PROBLEM STATEMENT: Return the following lines and nothing else: the one holding "Reverse-engineer this chart into JSON." and all those after it in the records below, unchanged, minus any pictures.

═══ EXTRACTED ENTRIES

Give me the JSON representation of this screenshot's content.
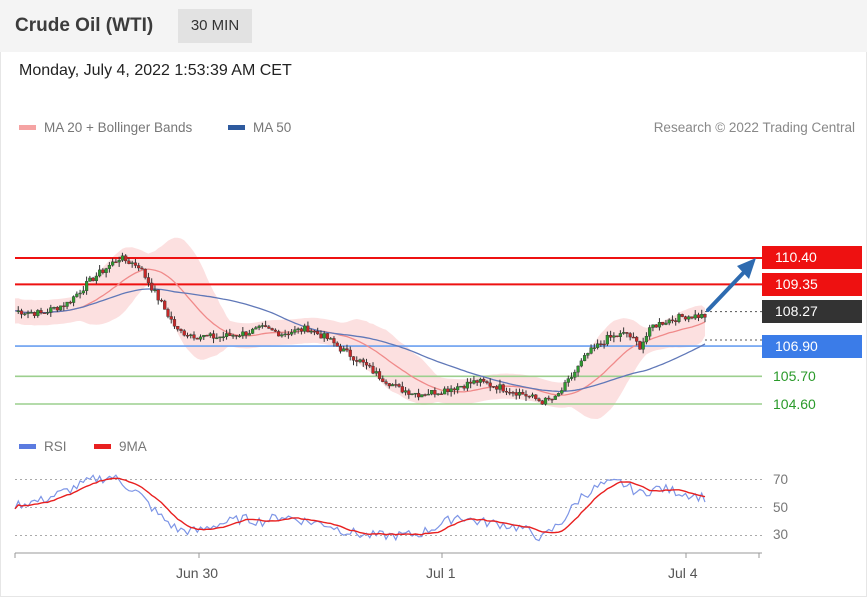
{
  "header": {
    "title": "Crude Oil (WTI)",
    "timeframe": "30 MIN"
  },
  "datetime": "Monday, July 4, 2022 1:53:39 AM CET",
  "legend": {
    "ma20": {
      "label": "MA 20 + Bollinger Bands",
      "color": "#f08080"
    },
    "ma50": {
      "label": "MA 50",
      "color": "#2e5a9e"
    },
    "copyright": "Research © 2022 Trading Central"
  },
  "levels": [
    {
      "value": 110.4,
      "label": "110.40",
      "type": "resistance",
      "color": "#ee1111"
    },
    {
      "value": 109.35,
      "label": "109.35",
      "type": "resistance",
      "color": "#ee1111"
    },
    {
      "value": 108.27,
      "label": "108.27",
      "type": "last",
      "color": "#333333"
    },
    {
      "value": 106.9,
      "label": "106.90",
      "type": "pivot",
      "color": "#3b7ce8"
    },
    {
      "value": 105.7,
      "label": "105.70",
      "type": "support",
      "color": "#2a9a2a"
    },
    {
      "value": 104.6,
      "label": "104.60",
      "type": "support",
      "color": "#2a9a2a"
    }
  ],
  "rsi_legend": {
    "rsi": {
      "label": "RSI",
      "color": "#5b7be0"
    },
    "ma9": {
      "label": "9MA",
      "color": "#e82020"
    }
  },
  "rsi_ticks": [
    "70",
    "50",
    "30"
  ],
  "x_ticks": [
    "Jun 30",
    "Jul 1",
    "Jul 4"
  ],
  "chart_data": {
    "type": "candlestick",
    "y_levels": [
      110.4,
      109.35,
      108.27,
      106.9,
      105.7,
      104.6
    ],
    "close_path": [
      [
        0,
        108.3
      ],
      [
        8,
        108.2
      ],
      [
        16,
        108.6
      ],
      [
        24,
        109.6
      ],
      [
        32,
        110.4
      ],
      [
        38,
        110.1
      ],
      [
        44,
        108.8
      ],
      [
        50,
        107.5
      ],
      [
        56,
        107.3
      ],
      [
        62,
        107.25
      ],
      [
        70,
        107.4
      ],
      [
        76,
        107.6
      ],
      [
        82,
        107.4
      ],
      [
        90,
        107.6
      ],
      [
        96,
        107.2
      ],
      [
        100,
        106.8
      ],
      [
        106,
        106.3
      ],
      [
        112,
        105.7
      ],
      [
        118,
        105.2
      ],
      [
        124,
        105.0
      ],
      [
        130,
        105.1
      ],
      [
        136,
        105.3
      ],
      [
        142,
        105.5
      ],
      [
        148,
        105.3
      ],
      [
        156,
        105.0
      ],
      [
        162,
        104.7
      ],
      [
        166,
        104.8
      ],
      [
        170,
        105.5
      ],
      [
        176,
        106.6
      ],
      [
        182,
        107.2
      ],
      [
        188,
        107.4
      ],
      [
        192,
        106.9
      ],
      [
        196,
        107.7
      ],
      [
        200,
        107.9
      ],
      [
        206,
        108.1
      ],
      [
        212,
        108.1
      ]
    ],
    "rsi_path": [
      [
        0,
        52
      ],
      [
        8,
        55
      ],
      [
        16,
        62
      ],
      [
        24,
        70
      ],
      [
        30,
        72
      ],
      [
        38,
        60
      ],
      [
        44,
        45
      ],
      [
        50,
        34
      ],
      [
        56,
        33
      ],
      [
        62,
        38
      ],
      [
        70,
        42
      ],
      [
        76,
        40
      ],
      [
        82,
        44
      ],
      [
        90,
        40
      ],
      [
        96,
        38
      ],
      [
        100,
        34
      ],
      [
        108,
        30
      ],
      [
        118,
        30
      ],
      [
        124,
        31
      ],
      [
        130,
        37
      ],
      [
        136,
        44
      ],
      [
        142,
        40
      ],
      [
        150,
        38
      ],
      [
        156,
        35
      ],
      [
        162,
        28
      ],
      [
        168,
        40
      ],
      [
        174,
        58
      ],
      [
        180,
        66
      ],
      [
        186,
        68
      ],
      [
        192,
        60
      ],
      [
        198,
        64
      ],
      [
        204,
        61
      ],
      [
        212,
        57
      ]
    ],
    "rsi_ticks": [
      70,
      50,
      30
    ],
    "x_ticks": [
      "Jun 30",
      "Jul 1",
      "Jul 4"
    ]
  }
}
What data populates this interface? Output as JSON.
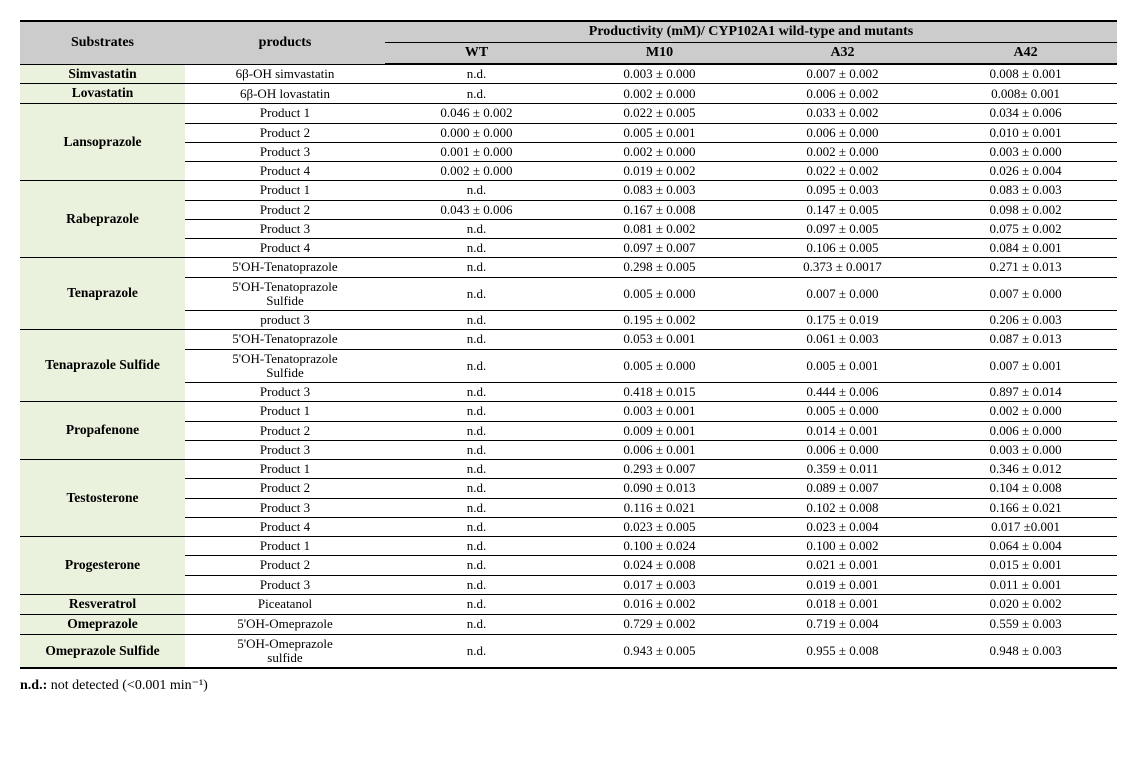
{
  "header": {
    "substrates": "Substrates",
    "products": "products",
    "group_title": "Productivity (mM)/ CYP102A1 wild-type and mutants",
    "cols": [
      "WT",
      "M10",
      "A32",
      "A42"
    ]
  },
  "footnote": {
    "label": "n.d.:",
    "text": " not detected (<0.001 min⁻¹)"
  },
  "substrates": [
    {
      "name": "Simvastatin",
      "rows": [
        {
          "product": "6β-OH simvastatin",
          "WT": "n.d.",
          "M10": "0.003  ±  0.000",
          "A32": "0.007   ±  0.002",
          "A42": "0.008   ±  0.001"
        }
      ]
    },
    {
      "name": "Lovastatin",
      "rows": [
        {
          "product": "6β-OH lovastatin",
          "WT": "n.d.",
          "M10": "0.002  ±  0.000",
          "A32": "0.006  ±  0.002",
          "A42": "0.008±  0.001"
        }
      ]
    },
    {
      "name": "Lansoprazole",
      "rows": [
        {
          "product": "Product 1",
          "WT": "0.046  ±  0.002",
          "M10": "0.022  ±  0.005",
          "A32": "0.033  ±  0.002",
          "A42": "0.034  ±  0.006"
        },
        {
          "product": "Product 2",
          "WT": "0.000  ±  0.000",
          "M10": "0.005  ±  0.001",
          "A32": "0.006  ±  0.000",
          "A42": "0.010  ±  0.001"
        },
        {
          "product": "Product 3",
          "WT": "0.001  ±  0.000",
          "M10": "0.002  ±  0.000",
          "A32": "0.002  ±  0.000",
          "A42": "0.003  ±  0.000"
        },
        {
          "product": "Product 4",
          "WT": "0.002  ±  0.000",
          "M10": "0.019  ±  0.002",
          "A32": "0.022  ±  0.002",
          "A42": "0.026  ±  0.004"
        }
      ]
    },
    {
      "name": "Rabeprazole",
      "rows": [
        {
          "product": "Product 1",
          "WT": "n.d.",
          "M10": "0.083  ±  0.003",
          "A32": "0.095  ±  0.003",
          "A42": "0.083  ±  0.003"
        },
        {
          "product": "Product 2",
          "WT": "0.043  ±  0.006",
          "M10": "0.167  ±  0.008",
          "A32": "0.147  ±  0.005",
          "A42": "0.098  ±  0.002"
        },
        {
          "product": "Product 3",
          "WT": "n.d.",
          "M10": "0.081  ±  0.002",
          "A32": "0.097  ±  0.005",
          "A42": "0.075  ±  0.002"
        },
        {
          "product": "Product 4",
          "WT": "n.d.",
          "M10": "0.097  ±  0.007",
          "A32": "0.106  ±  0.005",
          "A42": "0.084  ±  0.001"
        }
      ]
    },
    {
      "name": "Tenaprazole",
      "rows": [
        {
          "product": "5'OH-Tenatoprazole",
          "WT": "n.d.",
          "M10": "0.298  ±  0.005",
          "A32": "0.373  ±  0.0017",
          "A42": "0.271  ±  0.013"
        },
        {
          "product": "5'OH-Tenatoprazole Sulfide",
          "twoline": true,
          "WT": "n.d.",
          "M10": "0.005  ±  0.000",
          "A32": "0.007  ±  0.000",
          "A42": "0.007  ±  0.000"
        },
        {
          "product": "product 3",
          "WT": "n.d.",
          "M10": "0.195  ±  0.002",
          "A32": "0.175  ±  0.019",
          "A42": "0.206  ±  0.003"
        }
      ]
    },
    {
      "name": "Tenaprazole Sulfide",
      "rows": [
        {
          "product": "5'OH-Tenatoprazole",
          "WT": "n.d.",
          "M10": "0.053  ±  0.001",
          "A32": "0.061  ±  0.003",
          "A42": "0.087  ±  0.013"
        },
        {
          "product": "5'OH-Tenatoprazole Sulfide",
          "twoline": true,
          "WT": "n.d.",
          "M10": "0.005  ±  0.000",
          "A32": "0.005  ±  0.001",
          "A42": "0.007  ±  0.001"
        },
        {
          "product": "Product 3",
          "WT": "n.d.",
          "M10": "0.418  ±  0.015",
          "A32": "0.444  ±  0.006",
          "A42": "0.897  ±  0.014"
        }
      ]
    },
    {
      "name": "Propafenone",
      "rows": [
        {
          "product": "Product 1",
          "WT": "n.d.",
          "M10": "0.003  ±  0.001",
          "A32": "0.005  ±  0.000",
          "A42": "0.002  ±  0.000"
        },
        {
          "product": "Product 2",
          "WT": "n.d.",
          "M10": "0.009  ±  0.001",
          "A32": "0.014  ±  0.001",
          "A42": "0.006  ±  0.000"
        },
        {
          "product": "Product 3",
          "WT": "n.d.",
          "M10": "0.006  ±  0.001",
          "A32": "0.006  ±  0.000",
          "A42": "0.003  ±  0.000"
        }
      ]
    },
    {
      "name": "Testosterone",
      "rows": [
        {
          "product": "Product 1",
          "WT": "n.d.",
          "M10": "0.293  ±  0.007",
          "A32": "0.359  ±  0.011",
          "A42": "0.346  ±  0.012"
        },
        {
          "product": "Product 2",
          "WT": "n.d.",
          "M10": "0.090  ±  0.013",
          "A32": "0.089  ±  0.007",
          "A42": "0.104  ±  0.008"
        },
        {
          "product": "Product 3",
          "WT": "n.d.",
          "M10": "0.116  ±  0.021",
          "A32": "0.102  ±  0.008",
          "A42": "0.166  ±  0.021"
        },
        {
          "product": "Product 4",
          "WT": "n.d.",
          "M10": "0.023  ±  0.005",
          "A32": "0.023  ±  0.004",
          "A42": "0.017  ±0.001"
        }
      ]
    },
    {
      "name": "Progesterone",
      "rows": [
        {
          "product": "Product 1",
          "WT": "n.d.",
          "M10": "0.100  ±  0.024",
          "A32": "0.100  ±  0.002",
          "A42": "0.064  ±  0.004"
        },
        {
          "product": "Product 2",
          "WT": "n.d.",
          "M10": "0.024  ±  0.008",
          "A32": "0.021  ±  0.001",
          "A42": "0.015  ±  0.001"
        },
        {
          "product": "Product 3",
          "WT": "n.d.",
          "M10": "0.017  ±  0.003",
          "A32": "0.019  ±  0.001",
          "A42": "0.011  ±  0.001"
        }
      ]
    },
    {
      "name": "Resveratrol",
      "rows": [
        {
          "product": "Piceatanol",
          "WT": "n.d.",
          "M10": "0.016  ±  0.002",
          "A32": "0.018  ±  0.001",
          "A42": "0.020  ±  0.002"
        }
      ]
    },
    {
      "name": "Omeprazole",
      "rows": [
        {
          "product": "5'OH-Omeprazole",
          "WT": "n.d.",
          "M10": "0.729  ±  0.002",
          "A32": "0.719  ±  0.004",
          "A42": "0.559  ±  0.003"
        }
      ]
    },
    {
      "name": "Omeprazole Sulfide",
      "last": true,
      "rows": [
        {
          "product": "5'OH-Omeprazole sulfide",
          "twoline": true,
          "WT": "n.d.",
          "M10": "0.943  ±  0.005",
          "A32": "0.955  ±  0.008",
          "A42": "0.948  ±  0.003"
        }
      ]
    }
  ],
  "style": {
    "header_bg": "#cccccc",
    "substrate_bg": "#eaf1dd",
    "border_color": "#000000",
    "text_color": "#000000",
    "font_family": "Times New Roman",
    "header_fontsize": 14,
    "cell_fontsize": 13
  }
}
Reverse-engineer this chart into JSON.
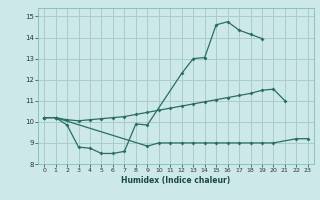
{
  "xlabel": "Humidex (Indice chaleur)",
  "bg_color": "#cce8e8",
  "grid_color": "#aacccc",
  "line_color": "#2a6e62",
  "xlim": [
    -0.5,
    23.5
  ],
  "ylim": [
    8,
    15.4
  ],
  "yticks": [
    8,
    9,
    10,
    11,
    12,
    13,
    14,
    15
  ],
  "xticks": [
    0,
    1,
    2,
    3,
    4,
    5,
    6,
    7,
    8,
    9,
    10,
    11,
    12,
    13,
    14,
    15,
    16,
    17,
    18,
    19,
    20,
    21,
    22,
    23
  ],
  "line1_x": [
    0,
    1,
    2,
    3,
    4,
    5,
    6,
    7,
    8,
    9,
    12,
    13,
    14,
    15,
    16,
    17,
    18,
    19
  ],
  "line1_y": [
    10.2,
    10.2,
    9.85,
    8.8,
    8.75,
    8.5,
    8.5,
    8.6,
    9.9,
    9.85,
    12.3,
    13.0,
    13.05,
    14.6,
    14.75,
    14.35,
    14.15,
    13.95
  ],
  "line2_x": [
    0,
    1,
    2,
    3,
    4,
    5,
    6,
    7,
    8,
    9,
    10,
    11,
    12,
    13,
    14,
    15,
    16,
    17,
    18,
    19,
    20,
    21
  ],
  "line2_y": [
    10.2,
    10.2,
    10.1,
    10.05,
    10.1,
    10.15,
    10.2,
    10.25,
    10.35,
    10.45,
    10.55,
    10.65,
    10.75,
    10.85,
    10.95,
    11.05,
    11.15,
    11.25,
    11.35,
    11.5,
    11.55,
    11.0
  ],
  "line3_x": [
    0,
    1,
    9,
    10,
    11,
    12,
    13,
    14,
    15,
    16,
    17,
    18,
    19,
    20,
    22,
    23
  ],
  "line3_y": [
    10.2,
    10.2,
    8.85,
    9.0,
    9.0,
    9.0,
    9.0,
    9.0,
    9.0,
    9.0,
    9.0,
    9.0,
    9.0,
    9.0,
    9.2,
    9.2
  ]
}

══════

OUTPUT FOR THIS TASK:
Reverse-engineer this chart into JSON.
{
  "xlabel": "Humidex (Indice chaleur)",
  "bg_color": "#cce8e8",
  "grid_color": "#aacccc",
  "line_color": "#2a6e62",
  "xlim": [
    -0.5,
    23.5
  ],
  "ylim": [
    8,
    15.4
  ],
  "yticks": [
    8,
    9,
    10,
    11,
    12,
    13,
    14,
    15
  ],
  "xticks": [
    0,
    1,
    2,
    3,
    4,
    5,
    6,
    7,
    8,
    9,
    10,
    11,
    12,
    13,
    14,
    15,
    16,
    17,
    18,
    19,
    20,
    21,
    22,
    23
  ],
  "line1_x": [
    0,
    1,
    2,
    3,
    4,
    5,
    6,
    7,
    8,
    9,
    12,
    13,
    14,
    15,
    16,
    17,
    18,
    19
  ],
  "line1_y": [
    10.2,
    10.2,
    9.85,
    8.8,
    8.75,
    8.5,
    8.5,
    8.6,
    9.9,
    9.85,
    12.3,
    13.0,
    13.05,
    14.6,
    14.75,
    14.35,
    14.15,
    13.95
  ],
  "line2_x": [
    0,
    1,
    2,
    3,
    4,
    5,
    6,
    7,
    8,
    9,
    10,
    11,
    12,
    13,
    14,
    15,
    16,
    17,
    18,
    19,
    20,
    21
  ],
  "line2_y": [
    10.2,
    10.2,
    10.1,
    10.05,
    10.1,
    10.15,
    10.2,
    10.25,
    10.35,
    10.45,
    10.55,
    10.65,
    10.75,
    10.85,
    10.95,
    11.05,
    11.15,
    11.25,
    11.35,
    11.5,
    11.55,
    11.0
  ],
  "line3_x": [
    0,
    1,
    9,
    10,
    11,
    12,
    13,
    14,
    15,
    16,
    17,
    18,
    19,
    20,
    22,
    23
  ],
  "line3_y": [
    10.2,
    10.2,
    8.85,
    9.0,
    9.0,
    9.0,
    9.0,
    9.0,
    9.0,
    9.0,
    9.0,
    9.0,
    9.0,
    9.0,
    9.2,
    9.2
  ]
}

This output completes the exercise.